Entries provided:
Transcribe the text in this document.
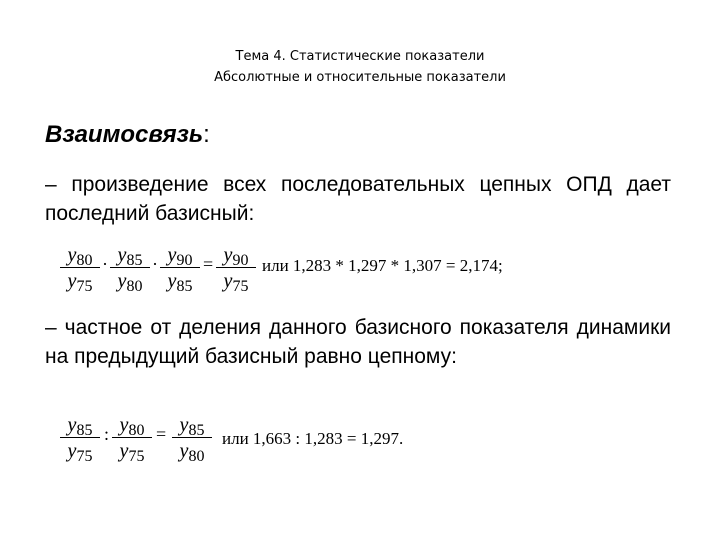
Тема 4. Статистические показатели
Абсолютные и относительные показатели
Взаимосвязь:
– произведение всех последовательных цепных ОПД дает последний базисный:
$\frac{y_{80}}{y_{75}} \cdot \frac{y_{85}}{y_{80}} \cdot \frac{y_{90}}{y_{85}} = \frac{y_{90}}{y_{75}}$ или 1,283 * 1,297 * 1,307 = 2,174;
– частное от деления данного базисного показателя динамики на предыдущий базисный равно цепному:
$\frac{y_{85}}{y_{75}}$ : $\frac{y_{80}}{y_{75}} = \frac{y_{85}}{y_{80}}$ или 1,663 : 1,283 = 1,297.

Directions: Find the word "frac" in the records and pull out each line that has it.

Result of this task:
$\frac{y_{80}}{y_{75}} \cdot \frac{y_{85}}{y_{80}} \cdot \frac{y_{90}}{y_{85}} = \frac{y_{90}}{y_{75}}$ или 1,283 * 1,297 * 1,307 = 2,174;
$\frac{y_{85}}{y_{75}}$ : $\frac{y_{80}}{y_{75}} = \frac{y_{85}}{y_{80}}$ или 1,663 : 1,283 = 1,297.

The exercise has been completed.